[Records from a data source]
....

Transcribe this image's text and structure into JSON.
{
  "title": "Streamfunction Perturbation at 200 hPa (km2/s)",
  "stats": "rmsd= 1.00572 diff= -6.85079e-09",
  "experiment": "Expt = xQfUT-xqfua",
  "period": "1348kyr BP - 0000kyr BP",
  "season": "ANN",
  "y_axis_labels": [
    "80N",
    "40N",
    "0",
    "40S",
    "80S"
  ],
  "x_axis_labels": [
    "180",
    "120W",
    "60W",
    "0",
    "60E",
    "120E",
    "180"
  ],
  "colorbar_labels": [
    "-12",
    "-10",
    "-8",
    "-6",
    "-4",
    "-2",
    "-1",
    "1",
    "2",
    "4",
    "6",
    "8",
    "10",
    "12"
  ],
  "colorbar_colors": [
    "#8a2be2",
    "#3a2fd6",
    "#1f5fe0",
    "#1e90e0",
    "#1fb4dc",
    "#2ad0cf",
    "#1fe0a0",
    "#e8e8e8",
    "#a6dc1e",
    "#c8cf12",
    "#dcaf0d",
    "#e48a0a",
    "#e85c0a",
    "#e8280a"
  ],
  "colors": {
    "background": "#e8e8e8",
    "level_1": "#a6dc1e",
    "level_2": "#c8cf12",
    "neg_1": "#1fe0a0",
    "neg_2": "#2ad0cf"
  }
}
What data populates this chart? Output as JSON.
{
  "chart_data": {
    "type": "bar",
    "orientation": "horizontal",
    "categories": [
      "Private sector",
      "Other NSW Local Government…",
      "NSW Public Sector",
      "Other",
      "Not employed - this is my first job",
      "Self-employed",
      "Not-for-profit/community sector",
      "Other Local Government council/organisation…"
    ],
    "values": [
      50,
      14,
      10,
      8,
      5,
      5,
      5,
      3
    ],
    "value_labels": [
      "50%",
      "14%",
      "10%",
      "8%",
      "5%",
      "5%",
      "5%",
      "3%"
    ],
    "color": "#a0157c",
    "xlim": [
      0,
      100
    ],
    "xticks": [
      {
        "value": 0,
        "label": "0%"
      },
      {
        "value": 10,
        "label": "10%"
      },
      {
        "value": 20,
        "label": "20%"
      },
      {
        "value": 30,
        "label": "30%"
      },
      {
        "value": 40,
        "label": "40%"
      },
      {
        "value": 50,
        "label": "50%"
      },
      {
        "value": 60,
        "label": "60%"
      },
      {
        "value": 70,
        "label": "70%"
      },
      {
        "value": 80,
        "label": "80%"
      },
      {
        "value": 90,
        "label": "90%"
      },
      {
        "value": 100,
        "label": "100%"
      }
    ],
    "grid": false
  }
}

....

* WORK INSTRUCTIONS:
The lines to reproduce run from the line containing "What data populates" to the end of the listing; write them out exactly and add nothing.

* FULL ANSWER:
What data populates this chart? Output as JSON.
{
  "chart_data": {
    "type": "bar",
    "orientation": "horizontal",
    "categories": [
      "Private sector",
      "Other NSW Local Government…",
      "NSW Public Sector",
      "Other",
      "Not employed - this is my first job",
      "Self-employed",
      "Not-for-profit/community sector",
      "Other Local Government council/organisation…"
    ],
    "values": [
      50,
      14,
      10,
      8,
      5,
      5,
      5,
      3
    ],
    "value_labels": [
      "50%",
      "14%",
      "10%",
      "8%",
      "5%",
      "5%",
      "5%",
      "3%"
    ],
    "color": "#a0157c",
    "xlim": [
      0,
      100
    ],
    "xticks": [
      {
        "value": 0,
        "label": "0%"
      },
      {
        "value": 10,
        "label": "10%"
      },
      {
        "value": 20,
        "label": "20%"
      },
      {
        "value": 30,
        "label": "30%"
      },
      {
        "value": 40,
        "label": "40%"
      },
      {
        "value": 50,
        "label": "50%"
      },
      {
        "value": 60,
        "label": "60%"
      },
      {
        "value": 70,
        "label": "70%"
      },
      {
        "value": 80,
        "label": "80%"
      },
      {
        "value": 90,
        "label": "90%"
      },
      {
        "value": 100,
        "label": "100%"
      }
    ],
    "grid": false
  }
}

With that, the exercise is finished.